Short problem:
Can you copy every line of the entries below verbatim, leaving out the pictures?

------------

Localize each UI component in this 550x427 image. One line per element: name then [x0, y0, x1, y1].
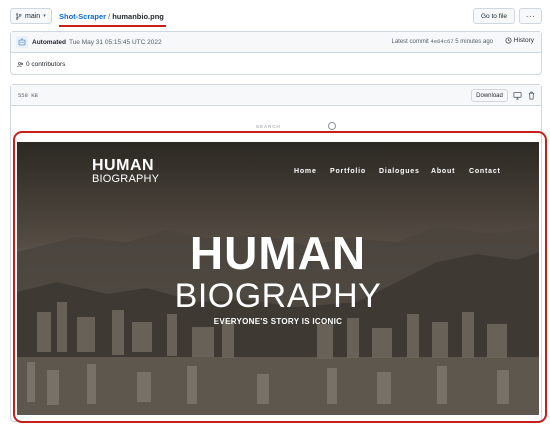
nav-item-about[interactable]: About	[431, 168, 455, 175]
go-to-file-button[interactable]: Go to file	[473, 8, 515, 24]
hero-subheadline: BIOGRAPHY	[174, 277, 382, 315]
top-bar: main ▾ Shot-Scraper / humanbio.png Go to f…	[10, 8, 542, 27]
commit-author[interactable]: Automated	[32, 39, 66, 46]
robot-icon	[18, 38, 26, 46]
contributors-row[interactable]: 0 contributors	[11, 53, 541, 75]
latest-commit-info: Latest commit 4e64c67 5 minutes ago	[391, 38, 493, 45]
commit-date: Tue May 31 05:15:45 UTC 2022	[68, 38, 162, 46]
download-button[interactable]: Download	[471, 89, 508, 102]
history-label: History	[513, 37, 534, 44]
people-icon	[17, 61, 24, 67]
breadcrumb: Shot-Scraper / humanbio.png	[59, 12, 164, 21]
more-options-button[interactable]: ···	[519, 8, 542, 24]
latest-commit-label: Latest commit	[391, 39, 429, 45]
branch-select-button[interactable]: main ▾	[10, 8, 52, 24]
commit-box: Automated Tue May 31 05:15:45 UTC 2022 L…	[10, 31, 542, 75]
commit-time-ago: 5 minutes ago	[455, 39, 493, 45]
file-header: 558 KB Download	[11, 85, 541, 106]
avatar[interactable]	[16, 36, 28, 48]
logo-line1: HUMAN	[92, 157, 155, 174]
preview-search-label: SEARCH	[256, 124, 281, 129]
file-size: 558 KB	[18, 92, 38, 99]
highlight-underline	[59, 25, 166, 27]
chevron-down-icon: ▾	[43, 13, 46, 19]
site-logo[interactable]: HUMAN BIOGRAPHY	[92, 158, 159, 185]
breadcrumb-repo-link[interactable]: Shot-Scraper	[59, 12, 106, 21]
branch-icon	[15, 12, 22, 20]
breadcrumb-separator: /	[108, 12, 111, 21]
history-icon	[505, 37, 512, 44]
hero-headline: HUMAN	[189, 227, 367, 279]
nav-item-contact[interactable]: Contact	[469, 168, 501, 175]
desktop-icon[interactable]	[513, 91, 522, 100]
nav-item-home[interactable]: Home	[294, 168, 317, 175]
trash-icon[interactable]	[527, 91, 536, 100]
logo-line2: BIOGRAPHY	[92, 173, 160, 185]
contributors-label: 0 contributors	[26, 60, 66, 68]
search-icon	[328, 122, 336, 130]
breadcrumb-file: humanbio.png	[112, 12, 164, 21]
nav-item-portfolio[interactable]: Portfolio	[330, 168, 366, 175]
nav-item-dialogues[interactable]: Dialogues	[379, 168, 420, 175]
branch-name: main	[25, 12, 41, 20]
hero-tagline: EVERYONE'S STORY IS ICONIC	[213, 317, 343, 326]
commit-sha-link[interactable]: 4e64c67	[431, 38, 454, 45]
history-link[interactable]: History	[505, 37, 534, 44]
commit-header: Automated Tue May 31 05:15:45 UTC 2022 L…	[11, 32, 541, 53]
image-preview: HUMAN BIOGRAPHY Home Portfolio Dialogues…	[17, 142, 539, 415]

------------

The completed task:
Localize each UI component in this 550x427 image. One line per element: name then [x0, y0, x1, y1].
nav-item-about[interactable]: About	[431, 168, 455, 175]
go-to-file-button[interactable]: Go to file	[473, 8, 515, 24]
hero-subheadline: BIOGRAPHY	[174, 277, 382, 315]
top-bar: main ▾ Shot-Scraper / humanbio.png Go to f…	[10, 8, 542, 27]
commit-author[interactable]: Automated	[32, 39, 66, 46]
robot-icon	[18, 38, 26, 46]
contributors-row[interactable]: 0 contributors	[11, 53, 541, 75]
latest-commit-info: Latest commit 4e64c67 5 minutes ago	[391, 38, 493, 45]
commit-date: Tue May 31 05:15:45 UTC 2022	[68, 38, 162, 46]
download-button[interactable]: Download	[471, 89, 508, 102]
history-label: History	[513, 37, 534, 44]
people-icon	[17, 61, 24, 67]
breadcrumb: Shot-Scraper / humanbio.png	[59, 12, 164, 21]
more-options-button[interactable]: ···	[519, 8, 542, 24]
latest-commit-label: Latest commit	[391, 39, 429, 45]
branch-select-button[interactable]: main ▾	[10, 8, 52, 24]
commit-box: Automated Tue May 31 05:15:45 UTC 2022 L…	[10, 31, 542, 75]
commit-time-ago: 5 minutes ago	[455, 39, 493, 45]
file-header: 558 KB Download	[11, 85, 541, 106]
avatar[interactable]	[16, 36, 28, 48]
logo-line1: HUMAN	[92, 157, 155, 174]
preview-search-label: SEARCH	[256, 124, 281, 129]
file-size: 558 KB	[18, 92, 38, 99]
highlight-underline	[59, 25, 166, 27]
chevron-down-icon: ▾	[43, 13, 46, 19]
site-logo[interactable]: HUMAN BIOGRAPHY	[92, 158, 159, 185]
breadcrumb-repo-link[interactable]: Shot-Scraper	[59, 12, 106, 21]
branch-icon	[15, 12, 22, 20]
breadcrumb-separator: /	[108, 12, 111, 21]
history-icon	[505, 37, 512, 44]
hero-headline: HUMAN	[189, 227, 367, 279]
nav-item-contact[interactable]: Contact	[469, 168, 501, 175]
desktop-icon[interactable]	[513, 91, 522, 100]
nav-item-home[interactable]: Home	[294, 168, 317, 175]
trash-icon[interactable]	[527, 91, 536, 100]
logo-line2: BIOGRAPHY	[92, 173, 160, 185]
contributors-label: 0 contributors	[26, 60, 66, 68]
search-icon	[328, 122, 336, 130]
breadcrumb-file: humanbio.png	[112, 12, 164, 21]
nav-item-portfolio[interactable]: Portfolio	[330, 168, 366, 175]
nav-item-dialogues[interactable]: Dialogues	[379, 168, 420, 175]
branch-name: main	[25, 12, 41, 20]
hero-tagline: EVERYONE'S STORY IS ICONIC	[213, 317, 343, 326]
commit-sha-link[interactable]: 4e64c67	[431, 38, 454, 45]
history-link[interactable]: History	[505, 37, 534, 44]
commit-header: Automated Tue May 31 05:15:45 UTC 2022 L…	[11, 32, 541, 53]
image-preview: HUMAN BIOGRAPHY Home Portfolio Dialogues…	[17, 142, 539, 415]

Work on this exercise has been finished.